§ **Job**:
State how many lines of the records contain the string "text". Give the number alone.

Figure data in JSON
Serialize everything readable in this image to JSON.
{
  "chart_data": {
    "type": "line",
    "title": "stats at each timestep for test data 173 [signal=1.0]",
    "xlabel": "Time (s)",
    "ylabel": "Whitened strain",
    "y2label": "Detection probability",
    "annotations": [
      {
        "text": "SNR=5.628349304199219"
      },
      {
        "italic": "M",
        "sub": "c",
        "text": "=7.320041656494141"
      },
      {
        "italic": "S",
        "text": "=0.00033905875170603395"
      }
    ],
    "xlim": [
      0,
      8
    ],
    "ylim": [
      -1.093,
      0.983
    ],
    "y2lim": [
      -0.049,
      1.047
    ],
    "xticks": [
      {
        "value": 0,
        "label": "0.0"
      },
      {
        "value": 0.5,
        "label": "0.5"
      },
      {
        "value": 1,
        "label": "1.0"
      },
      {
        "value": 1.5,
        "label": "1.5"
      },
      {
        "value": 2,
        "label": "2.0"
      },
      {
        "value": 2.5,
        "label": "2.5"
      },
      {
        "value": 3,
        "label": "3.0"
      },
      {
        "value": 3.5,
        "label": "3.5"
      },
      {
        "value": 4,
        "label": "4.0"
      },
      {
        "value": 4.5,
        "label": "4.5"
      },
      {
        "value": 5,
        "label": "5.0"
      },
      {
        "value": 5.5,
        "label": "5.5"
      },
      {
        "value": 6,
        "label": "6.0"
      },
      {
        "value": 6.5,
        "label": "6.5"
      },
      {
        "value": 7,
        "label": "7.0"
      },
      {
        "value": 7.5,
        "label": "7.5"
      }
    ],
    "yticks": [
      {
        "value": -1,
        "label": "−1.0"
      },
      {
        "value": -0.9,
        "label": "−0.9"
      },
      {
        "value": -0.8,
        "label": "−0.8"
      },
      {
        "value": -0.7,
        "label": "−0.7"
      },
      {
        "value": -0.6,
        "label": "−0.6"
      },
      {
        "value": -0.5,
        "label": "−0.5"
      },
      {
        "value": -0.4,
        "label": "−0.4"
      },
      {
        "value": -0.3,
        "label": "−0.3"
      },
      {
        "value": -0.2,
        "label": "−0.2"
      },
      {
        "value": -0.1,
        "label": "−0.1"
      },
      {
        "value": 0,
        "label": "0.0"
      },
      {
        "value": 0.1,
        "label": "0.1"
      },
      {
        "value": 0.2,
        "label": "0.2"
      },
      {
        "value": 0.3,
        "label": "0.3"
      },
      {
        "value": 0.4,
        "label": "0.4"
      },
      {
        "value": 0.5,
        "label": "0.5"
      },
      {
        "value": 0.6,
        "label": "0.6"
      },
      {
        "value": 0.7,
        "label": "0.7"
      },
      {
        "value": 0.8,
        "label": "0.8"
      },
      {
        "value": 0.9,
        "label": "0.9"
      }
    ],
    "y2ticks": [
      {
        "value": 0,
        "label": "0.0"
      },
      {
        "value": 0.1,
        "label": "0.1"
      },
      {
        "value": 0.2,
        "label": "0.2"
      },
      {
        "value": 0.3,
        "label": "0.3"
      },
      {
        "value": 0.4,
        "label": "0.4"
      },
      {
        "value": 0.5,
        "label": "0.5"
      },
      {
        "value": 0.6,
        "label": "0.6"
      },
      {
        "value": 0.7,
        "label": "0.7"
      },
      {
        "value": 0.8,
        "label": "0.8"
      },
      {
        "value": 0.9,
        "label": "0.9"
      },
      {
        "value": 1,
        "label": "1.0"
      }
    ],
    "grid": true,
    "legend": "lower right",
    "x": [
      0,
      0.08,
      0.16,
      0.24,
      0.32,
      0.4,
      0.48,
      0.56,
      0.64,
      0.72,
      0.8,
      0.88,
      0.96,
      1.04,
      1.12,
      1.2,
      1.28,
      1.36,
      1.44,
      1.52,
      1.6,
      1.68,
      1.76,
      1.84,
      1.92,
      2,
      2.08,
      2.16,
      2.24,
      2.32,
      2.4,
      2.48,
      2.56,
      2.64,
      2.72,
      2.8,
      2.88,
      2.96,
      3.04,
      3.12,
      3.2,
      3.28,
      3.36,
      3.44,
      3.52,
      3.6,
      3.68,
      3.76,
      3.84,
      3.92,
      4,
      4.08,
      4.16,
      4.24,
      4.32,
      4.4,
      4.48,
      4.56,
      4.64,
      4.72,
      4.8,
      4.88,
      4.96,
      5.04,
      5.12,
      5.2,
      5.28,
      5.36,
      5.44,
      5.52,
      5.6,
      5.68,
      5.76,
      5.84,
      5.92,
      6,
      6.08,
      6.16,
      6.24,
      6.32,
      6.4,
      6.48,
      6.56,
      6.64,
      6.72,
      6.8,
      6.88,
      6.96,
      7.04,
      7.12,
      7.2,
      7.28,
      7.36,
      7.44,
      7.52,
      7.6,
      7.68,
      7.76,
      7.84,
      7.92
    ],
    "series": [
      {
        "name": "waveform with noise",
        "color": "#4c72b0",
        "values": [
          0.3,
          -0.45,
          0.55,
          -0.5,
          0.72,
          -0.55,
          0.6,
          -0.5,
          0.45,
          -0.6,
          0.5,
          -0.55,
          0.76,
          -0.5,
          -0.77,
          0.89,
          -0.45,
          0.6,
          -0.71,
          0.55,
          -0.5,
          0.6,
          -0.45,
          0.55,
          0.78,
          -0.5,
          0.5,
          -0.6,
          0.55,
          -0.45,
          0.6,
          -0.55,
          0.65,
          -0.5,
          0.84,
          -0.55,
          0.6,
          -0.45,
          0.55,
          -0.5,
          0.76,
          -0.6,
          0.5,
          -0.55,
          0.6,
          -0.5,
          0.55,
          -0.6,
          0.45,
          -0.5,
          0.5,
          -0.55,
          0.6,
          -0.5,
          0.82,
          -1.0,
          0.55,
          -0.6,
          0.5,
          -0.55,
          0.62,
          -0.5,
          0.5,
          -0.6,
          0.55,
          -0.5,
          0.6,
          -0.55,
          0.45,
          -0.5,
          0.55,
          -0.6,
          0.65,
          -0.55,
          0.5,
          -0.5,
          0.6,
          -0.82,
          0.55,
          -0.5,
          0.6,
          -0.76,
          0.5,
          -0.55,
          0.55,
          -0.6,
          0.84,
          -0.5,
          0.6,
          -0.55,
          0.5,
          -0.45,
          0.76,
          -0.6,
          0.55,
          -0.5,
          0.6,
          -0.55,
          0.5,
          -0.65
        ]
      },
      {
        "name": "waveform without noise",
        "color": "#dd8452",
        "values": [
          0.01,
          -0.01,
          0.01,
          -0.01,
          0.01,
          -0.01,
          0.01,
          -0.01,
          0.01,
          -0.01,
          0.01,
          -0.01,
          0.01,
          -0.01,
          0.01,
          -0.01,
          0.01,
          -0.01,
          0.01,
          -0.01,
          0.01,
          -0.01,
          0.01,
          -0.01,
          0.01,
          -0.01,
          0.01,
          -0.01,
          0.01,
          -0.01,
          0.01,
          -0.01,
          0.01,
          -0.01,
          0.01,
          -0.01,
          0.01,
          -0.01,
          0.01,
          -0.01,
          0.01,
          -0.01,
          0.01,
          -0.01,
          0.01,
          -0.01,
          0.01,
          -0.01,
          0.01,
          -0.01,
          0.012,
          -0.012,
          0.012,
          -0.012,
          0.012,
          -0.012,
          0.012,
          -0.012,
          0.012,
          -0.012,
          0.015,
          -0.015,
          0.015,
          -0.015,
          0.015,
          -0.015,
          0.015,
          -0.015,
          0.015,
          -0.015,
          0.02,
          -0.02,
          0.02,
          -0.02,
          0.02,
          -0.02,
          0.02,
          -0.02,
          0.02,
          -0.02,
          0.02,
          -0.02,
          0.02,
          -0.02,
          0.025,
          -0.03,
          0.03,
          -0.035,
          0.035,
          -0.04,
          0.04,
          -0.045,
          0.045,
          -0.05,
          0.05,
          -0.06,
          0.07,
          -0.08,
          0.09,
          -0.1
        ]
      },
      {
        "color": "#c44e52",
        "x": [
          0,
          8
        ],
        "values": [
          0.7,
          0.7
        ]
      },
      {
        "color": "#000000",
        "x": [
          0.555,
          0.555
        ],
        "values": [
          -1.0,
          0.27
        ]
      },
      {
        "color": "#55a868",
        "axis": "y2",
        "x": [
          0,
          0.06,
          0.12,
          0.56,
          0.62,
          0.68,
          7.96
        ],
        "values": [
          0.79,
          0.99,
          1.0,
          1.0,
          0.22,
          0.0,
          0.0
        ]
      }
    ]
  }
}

§ **Exercise result**:
3